> _DATA PROVIDED_:
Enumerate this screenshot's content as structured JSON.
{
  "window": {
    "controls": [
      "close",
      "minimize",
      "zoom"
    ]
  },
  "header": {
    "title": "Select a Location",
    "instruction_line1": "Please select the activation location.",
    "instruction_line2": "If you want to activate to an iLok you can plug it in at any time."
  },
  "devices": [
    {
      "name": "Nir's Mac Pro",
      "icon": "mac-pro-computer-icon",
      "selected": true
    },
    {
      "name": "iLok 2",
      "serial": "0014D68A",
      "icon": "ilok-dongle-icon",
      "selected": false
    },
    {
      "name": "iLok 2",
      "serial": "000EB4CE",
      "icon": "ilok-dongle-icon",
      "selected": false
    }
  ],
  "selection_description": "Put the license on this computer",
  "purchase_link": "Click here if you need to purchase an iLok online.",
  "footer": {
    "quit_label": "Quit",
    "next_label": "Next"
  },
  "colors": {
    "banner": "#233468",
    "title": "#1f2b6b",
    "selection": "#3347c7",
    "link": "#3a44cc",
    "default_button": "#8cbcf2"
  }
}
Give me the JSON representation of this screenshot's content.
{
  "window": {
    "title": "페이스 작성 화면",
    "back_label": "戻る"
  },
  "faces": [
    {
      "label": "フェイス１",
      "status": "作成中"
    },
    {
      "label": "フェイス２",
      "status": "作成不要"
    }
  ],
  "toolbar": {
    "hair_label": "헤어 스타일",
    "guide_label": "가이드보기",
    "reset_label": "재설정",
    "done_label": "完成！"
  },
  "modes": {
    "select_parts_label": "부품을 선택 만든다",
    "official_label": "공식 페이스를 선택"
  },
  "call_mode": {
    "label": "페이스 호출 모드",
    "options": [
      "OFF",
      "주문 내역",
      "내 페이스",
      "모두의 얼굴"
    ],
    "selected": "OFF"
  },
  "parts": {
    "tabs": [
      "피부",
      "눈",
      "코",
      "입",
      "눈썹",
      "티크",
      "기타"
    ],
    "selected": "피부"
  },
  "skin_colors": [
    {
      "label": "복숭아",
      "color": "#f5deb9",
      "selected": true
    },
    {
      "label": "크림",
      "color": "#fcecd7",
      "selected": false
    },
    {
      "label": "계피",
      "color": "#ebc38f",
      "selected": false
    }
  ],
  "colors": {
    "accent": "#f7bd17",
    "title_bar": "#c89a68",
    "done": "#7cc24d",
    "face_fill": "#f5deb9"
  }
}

> _YOUR OBJECTIVE_:
Extract all of the data above without altering anything.

> _FULL OUTPUT_:
Enumerate this screenshot's content as structured JSON.
{
  "window": {
    "controls": [
      "close",
      "minimize",
      "zoom"
    ]
  },
  "header": {
    "title": "Select a Location",
    "instruction_line1": "Please select the activation location.",
    "instruction_line2": "If you want to activate to an iLok you can plug it in at any time."
  },
  "devices": [
    {
      "name": "Nir's Mac Pro",
      "icon": "mac-pro-computer-icon",
      "selected": true
    },
    {
      "name": "iLok 2",
      "serial": "0014D68A",
      "icon": "ilok-dongle-icon",
      "selected": false
    },
    {
      "name": "iLok 2",
      "serial": "000EB4CE",
      "icon": "ilok-dongle-icon",
      "selected": false
    }
  ],
  "selection_description": "Put the license on this computer",
  "purchase_link": "Click here if you need to purchase an iLok online.",
  "footer": {
    "quit_label": "Quit",
    "next_label": "Next"
  },
  "colors": {
    "banner": "#233468",
    "title": "#1f2b6b",
    "selection": "#3347c7",
    "link": "#3a44cc",
    "default_button": "#8cbcf2"
  }
}
Give me the JSON representation of this screenshot's content.
{
  "window": {
    "title": "페이스 작성 화면",
    "back_label": "戻る"
  },
  "faces": [
    {
      "label": "フェイス１",
      "status": "作成中"
    },
    {
      "label": "フェイス２",
      "status": "作成不要"
    }
  ],
  "toolbar": {
    "hair_label": "헤어 스타일",
    "guide_label": "가이드보기",
    "reset_label": "재설정",
    "done_label": "完成！"
  },
  "modes": {
    "select_parts_label": "부품을 선택 만든다",
    "official_label": "공식 페이스를 선택"
  },
  "call_mode": {
    "label": "페이스 호출 모드",
    "options": [
      "OFF",
      "주문 내역",
      "내 페이스",
      "모두의 얼굴"
    ],
    "selected": "OFF"
  },
  "parts": {
    "tabs": [
      "피부",
      "눈",
      "코",
      "입",
      "눈썹",
      "티크",
      "기타"
    ],
    "selected": "피부"
  },
  "skin_colors": [
    {
      "label": "복숭아",
      "color": "#f5deb9",
      "selected": true
    },
    {
      "label": "크림",
      "color": "#fcecd7",
      "selected": false
    },
    {
      "label": "계피",
      "color": "#ebc38f",
      "selected": false
    }
  ],
  "colors": {
    "accent": "#f7bd17",
    "title_bar": "#c89a68",
    "done": "#7cc24d",
    "face_fill": "#f5deb9"
  }
}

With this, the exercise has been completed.